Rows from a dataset
--

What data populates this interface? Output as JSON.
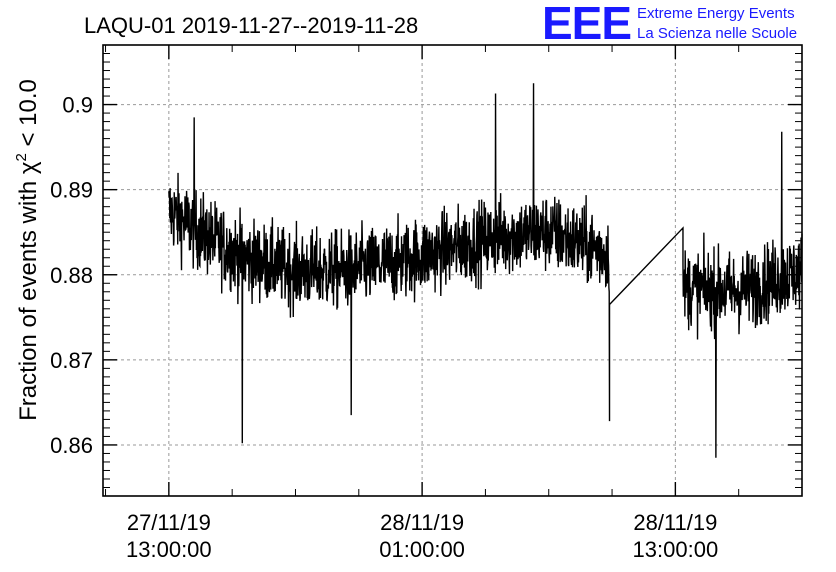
{
  "chart_data": {
    "type": "line",
    "title": "LAQU-01 2019-11-27--2019-11-28",
    "ylabel": "Fraction of events with χ² < 10.0",
    "ylabel_base": "Fraction of events with χ",
    "ylabel_sup": "2",
    "ylabel_tail": " < 10.0",
    "xlabel": "",
    "xlim_hours": [
      -2.6,
      25.0
    ],
    "ylim": [
      0.854,
      0.907
    ],
    "grid": true,
    "yticks": [
      {
        "value": 0.86,
        "label": "0.86"
      },
      {
        "value": 0.87,
        "label": "0.87"
      },
      {
        "value": 0.88,
        "label": "0.88"
      },
      {
        "value": 0.89,
        "label": "0.89"
      },
      {
        "value": 0.9,
        "label": "0.9"
      }
    ],
    "xticks": [
      {
        "value": 0,
        "date": "27/11/19",
        "time": "13:00:00"
      },
      {
        "value": 10,
        "date": "28/11/19",
        "time": "01:00:00"
      },
      {
        "value": 20,
        "date": "28/11/19",
        "time": "13:00:00"
      }
    ],
    "series": [
      {
        "name": "fraction",
        "segments": [
          {
            "start_hour": 0.0,
            "end_hour": 17.4,
            "baseline": [
              {
                "hour": 0.0,
                "value": 0.8875
              },
              {
                "hour": 1.5,
                "value": 0.8845
              },
              {
                "hour": 3.0,
                "value": 0.882
              },
              {
                "hour": 5.0,
                "value": 0.8805
              },
              {
                "hour": 7.0,
                "value": 0.8805
              },
              {
                "hour": 9.0,
                "value": 0.8815
              },
              {
                "hour": 11.0,
                "value": 0.883
              },
              {
                "hour": 13.0,
                "value": 0.8845
              },
              {
                "hour": 15.0,
                "value": 0.885
              },
              {
                "hour": 17.4,
                "value": 0.8825
              }
            ],
            "spread": 0.0045,
            "last_value": 0.8765
          },
          {
            "start_hour": 20.3,
            "end_hour": 25.0,
            "first_value": 0.8855,
            "baseline": [
              {
                "hour": 20.3,
                "value": 0.8785
              },
              {
                "hour": 22.5,
                "value": 0.878
              },
              {
                "hour": 25.0,
                "value": 0.8805
              }
            ],
            "spread": 0.0045
          }
        ],
        "extremes": [
          {
            "hour": 1.0,
            "value": 0.8985
          },
          {
            "hour": 2.9,
            "value": 0.8602
          },
          {
            "hour": 7.2,
            "value": 0.8635
          },
          {
            "hour": 12.9,
            "value": 0.9013
          },
          {
            "hour": 14.4,
            "value": 0.9025
          },
          {
            "hour": 17.4,
            "value": 0.8628
          },
          {
            "hour": 21.6,
            "value": 0.8585
          },
          {
            "hour": 24.2,
            "value": 0.8968
          }
        ]
      }
    ]
  },
  "logo": {
    "mark": "EEE",
    "line1": "Extreme Energy Events",
    "line2": "La Scienza nelle Scuole",
    "color": "#1a1aff"
  }
}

--

== Written exercise ==
Every record above must be given again exactly; drop the pictures.

== Reply to the exercise ==
What data populates this interface? Output as JSON.
{
  "chart_data": {
    "type": "line",
    "title": "LAQU-01 2019-11-27--2019-11-28",
    "ylabel": "Fraction of events with χ² < 10.0",
    "ylabel_base": "Fraction of events with χ",
    "ylabel_sup": "2",
    "ylabel_tail": " < 10.0",
    "xlabel": "",
    "xlim_hours": [
      -2.6,
      25.0
    ],
    "ylim": [
      0.854,
      0.907
    ],
    "grid": true,
    "yticks": [
      {
        "value": 0.86,
        "label": "0.86"
      },
      {
        "value": 0.87,
        "label": "0.87"
      },
      {
        "value": 0.88,
        "label": "0.88"
      },
      {
        "value": 0.89,
        "label": "0.89"
      },
      {
        "value": 0.9,
        "label": "0.9"
      }
    ],
    "xticks": [
      {
        "value": 0,
        "date": "27/11/19",
        "time": "13:00:00"
      },
      {
        "value": 10,
        "date": "28/11/19",
        "time": "01:00:00"
      },
      {
        "value": 20,
        "date": "28/11/19",
        "time": "13:00:00"
      }
    ],
    "series": [
      {
        "name": "fraction",
        "segments": [
          {
            "start_hour": 0.0,
            "end_hour": 17.4,
            "baseline": [
              {
                "hour": 0.0,
                "value": 0.8875
              },
              {
                "hour": 1.5,
                "value": 0.8845
              },
              {
                "hour": 3.0,
                "value": 0.882
              },
              {
                "hour": 5.0,
                "value": 0.8805
              },
              {
                "hour": 7.0,
                "value": 0.8805
              },
              {
                "hour": 9.0,
                "value": 0.8815
              },
              {
                "hour": 11.0,
                "value": 0.883
              },
              {
                "hour": 13.0,
                "value": 0.8845
              },
              {
                "hour": 15.0,
                "value": 0.885
              },
              {
                "hour": 17.4,
                "value": 0.8825
              }
            ],
            "spread": 0.0045,
            "last_value": 0.8765
          },
          {
            "start_hour": 20.3,
            "end_hour": 25.0,
            "first_value": 0.8855,
            "baseline": [
              {
                "hour": 20.3,
                "value": 0.8785
              },
              {
                "hour": 22.5,
                "value": 0.878
              },
              {
                "hour": 25.0,
                "value": 0.8805
              }
            ],
            "spread": 0.0045
          }
        ],
        "extremes": [
          {
            "hour": 1.0,
            "value": 0.8985
          },
          {
            "hour": 2.9,
            "value": 0.8602
          },
          {
            "hour": 7.2,
            "value": 0.8635
          },
          {
            "hour": 12.9,
            "value": 0.9013
          },
          {
            "hour": 14.4,
            "value": 0.9025
          },
          {
            "hour": 17.4,
            "value": 0.8628
          },
          {
            "hour": 21.6,
            "value": 0.8585
          },
          {
            "hour": 24.2,
            "value": 0.8968
          }
        ]
      }
    ]
  },
  "logo": {
    "mark": "EEE",
    "line1": "Extreme Energy Events",
    "line2": "La Scienza nelle Scuole",
    "color": "#1a1aff"
  }
}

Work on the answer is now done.